Extracted records:
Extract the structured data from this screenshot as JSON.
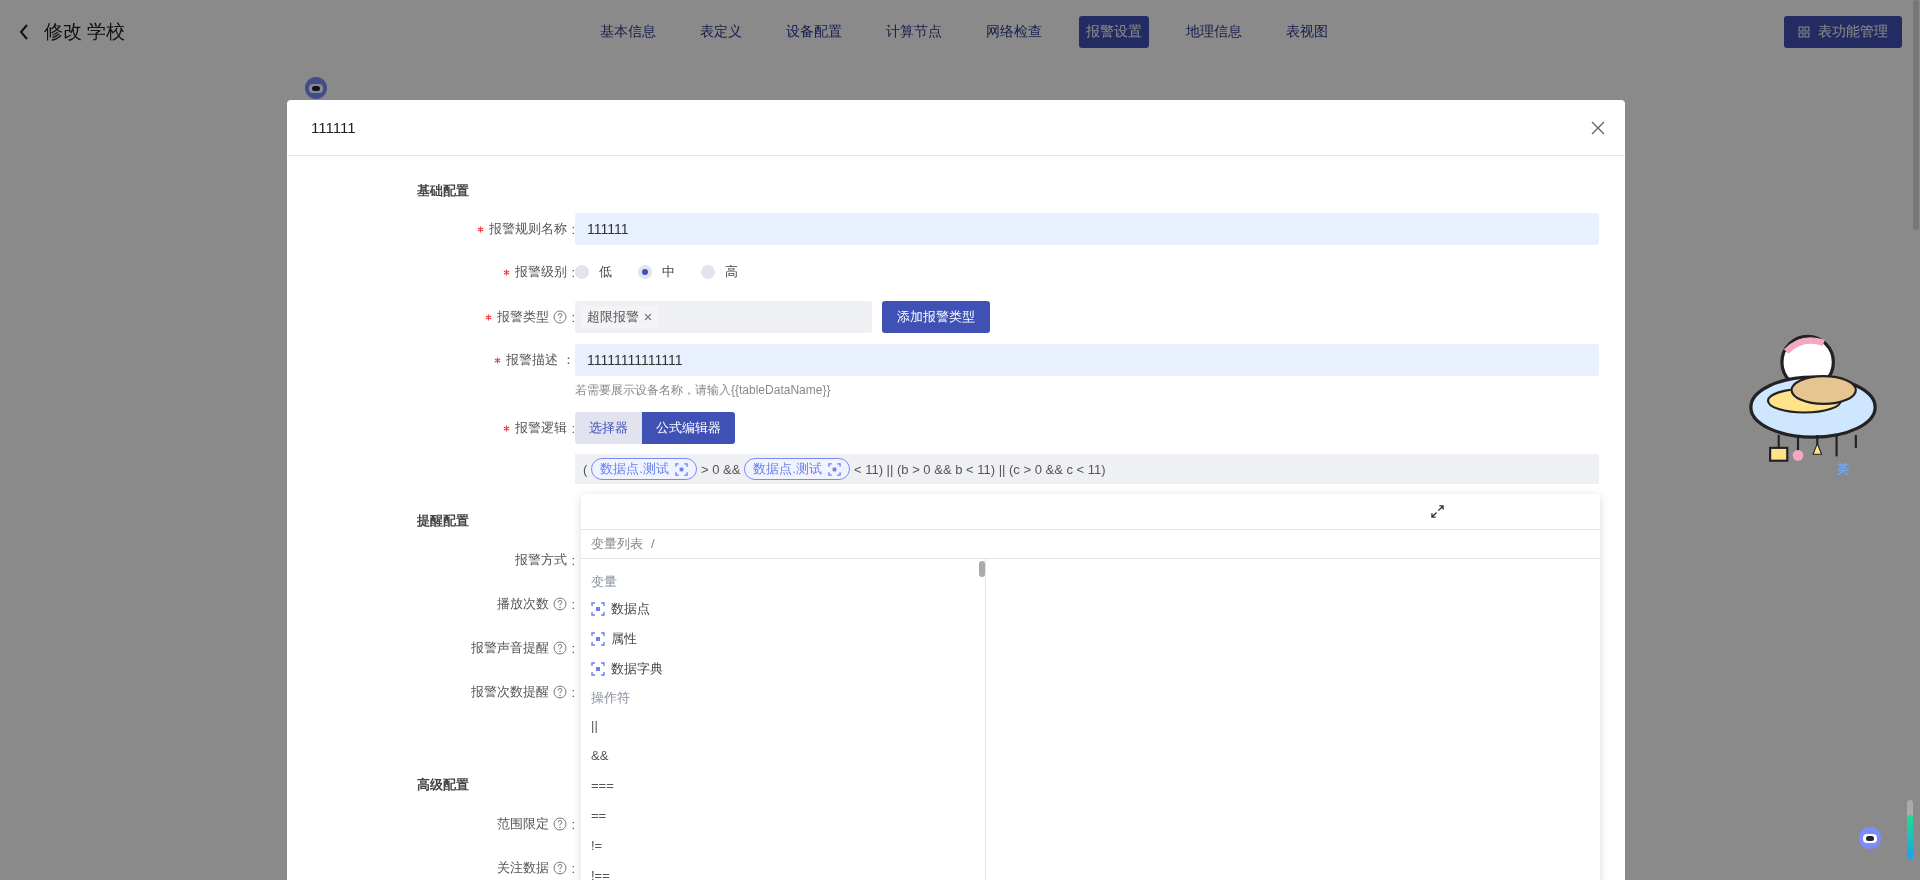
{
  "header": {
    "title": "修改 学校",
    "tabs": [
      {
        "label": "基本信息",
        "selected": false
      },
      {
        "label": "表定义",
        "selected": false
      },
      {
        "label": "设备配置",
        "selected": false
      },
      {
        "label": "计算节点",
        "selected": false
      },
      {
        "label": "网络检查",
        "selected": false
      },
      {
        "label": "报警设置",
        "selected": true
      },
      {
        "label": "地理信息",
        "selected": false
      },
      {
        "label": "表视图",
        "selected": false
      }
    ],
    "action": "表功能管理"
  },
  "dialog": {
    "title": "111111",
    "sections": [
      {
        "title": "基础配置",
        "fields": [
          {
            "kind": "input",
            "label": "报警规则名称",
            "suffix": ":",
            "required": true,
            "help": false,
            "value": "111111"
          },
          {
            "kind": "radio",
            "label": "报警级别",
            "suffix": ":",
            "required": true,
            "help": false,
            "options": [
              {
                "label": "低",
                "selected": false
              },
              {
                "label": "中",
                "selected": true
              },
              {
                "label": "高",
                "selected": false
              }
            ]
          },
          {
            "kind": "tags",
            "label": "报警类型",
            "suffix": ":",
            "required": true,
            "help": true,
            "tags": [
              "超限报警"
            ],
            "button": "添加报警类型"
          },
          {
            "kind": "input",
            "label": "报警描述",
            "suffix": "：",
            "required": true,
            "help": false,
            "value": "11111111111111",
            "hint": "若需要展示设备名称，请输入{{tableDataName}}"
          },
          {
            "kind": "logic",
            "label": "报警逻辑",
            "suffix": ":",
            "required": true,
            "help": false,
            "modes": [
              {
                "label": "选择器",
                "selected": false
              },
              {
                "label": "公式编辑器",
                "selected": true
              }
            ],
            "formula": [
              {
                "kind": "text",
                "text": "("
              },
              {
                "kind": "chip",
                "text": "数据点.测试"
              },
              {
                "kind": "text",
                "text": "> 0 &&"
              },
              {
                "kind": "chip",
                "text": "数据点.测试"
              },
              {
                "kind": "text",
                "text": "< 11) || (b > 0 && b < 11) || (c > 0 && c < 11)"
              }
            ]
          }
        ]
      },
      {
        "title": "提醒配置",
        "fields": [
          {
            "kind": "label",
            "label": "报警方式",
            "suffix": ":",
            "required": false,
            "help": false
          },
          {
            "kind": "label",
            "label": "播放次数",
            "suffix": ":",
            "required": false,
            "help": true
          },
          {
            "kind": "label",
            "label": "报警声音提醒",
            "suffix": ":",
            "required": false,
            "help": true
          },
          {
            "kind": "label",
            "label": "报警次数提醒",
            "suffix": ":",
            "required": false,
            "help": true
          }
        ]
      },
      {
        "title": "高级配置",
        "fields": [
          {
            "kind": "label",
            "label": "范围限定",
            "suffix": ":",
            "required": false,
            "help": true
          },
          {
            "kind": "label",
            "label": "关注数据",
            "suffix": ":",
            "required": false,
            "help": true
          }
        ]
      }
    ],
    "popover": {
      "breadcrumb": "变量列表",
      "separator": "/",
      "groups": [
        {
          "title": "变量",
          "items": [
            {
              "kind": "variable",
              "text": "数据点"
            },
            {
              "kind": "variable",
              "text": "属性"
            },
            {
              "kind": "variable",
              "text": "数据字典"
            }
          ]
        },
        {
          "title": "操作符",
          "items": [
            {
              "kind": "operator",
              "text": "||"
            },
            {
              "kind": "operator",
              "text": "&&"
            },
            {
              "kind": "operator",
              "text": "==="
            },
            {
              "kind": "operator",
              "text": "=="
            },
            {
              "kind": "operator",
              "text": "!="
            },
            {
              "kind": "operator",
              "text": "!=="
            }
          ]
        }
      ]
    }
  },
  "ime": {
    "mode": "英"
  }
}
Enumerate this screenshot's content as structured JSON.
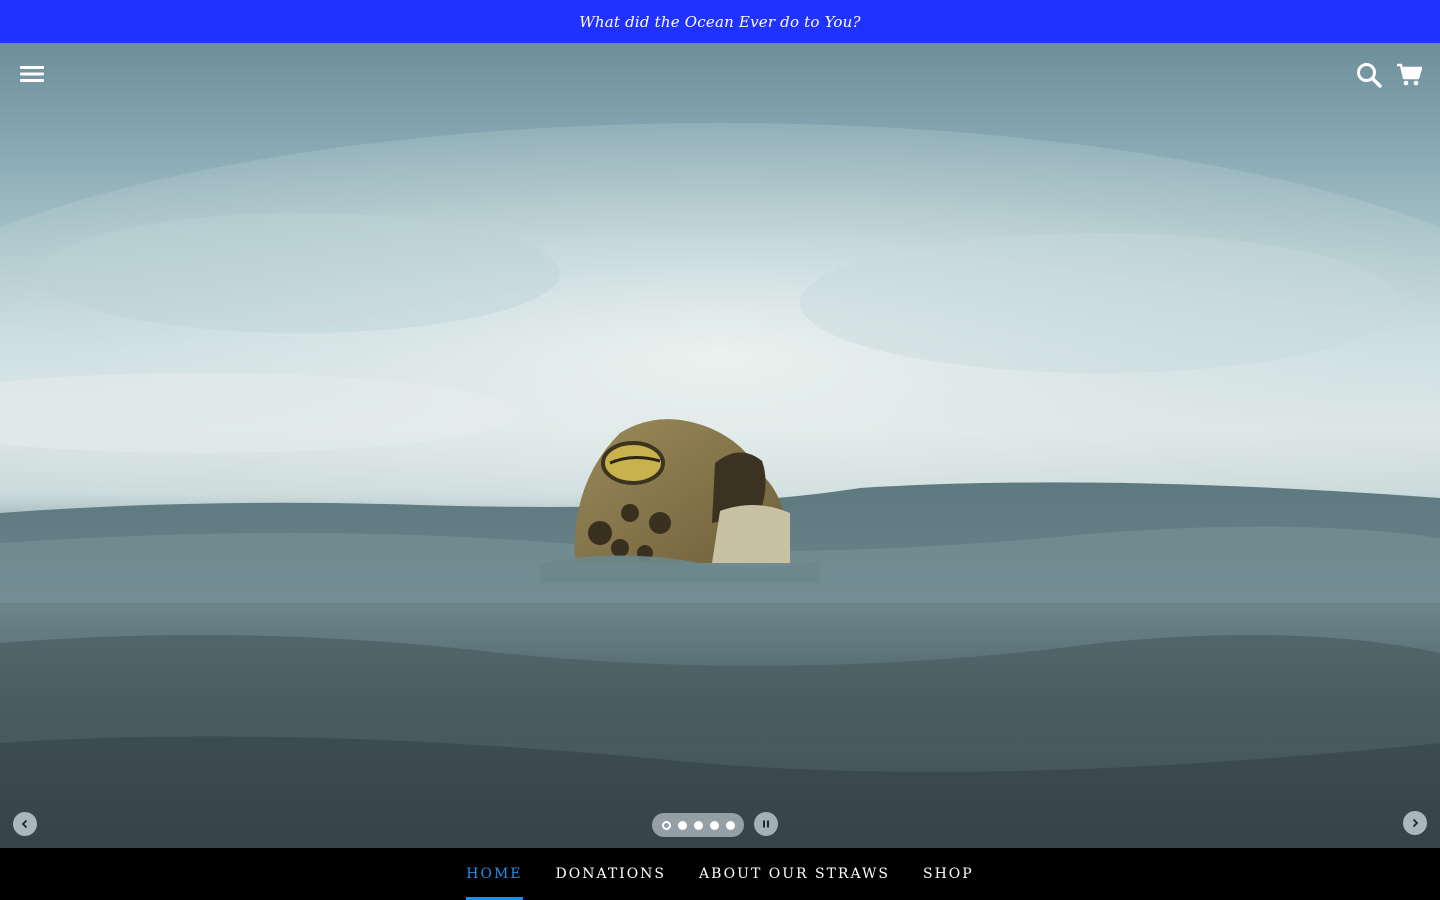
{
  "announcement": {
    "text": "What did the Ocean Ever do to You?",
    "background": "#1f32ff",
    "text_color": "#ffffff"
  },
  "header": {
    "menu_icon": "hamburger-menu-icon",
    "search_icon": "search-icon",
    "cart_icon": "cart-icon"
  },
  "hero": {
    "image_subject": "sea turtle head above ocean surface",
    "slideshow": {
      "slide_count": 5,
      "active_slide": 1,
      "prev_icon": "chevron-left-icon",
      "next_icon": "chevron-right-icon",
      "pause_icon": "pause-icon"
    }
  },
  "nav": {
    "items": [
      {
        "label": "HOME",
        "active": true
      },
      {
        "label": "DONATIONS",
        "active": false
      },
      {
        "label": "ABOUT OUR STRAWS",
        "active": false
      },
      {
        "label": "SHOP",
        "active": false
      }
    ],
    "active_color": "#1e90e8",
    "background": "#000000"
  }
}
--
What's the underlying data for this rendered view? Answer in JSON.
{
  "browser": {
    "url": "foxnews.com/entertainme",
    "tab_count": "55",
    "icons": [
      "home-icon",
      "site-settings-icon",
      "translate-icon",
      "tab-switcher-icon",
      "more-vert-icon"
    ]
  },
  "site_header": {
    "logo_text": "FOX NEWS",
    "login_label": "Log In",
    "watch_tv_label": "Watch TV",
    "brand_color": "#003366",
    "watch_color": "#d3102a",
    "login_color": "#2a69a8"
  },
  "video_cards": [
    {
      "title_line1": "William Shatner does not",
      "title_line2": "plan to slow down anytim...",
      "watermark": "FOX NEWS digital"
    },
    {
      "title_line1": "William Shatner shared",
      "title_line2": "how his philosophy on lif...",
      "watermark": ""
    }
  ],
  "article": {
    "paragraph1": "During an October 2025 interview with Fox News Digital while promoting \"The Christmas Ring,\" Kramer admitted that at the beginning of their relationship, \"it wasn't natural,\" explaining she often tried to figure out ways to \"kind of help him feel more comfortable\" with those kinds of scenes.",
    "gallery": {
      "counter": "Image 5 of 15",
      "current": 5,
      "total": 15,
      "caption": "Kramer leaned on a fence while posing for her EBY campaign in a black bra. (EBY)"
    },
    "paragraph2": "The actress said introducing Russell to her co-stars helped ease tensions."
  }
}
* * *
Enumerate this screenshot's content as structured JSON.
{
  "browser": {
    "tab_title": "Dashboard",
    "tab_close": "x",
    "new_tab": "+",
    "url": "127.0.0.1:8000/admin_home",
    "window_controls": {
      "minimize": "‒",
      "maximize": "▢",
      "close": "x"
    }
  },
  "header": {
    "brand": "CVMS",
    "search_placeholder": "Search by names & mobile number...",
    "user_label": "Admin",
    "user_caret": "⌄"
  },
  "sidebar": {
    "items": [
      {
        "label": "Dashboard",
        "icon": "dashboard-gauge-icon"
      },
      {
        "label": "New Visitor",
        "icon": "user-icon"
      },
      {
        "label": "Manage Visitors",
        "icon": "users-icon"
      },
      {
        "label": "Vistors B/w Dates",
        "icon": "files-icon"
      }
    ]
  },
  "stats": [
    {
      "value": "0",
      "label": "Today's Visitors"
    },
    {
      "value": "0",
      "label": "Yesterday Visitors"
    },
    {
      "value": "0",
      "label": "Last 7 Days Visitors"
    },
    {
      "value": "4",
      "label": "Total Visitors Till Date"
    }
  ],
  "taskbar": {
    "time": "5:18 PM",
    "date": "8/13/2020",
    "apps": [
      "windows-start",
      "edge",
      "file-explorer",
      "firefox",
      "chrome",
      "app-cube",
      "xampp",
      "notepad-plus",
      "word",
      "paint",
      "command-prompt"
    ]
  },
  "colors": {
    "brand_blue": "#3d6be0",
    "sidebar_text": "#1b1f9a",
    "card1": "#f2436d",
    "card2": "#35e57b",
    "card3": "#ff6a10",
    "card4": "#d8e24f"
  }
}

● **Problem**: Find the word "Visitors" in the data and copy out each line where it turns up.

● **Correct result**:
        "label": "Manage Visitors",
      "label": "Today's Visitors"
      "label": "Yesterday Visitors"
      "label": "Last 7 Days Visitors"
      "label": "Total Visitors Till Date"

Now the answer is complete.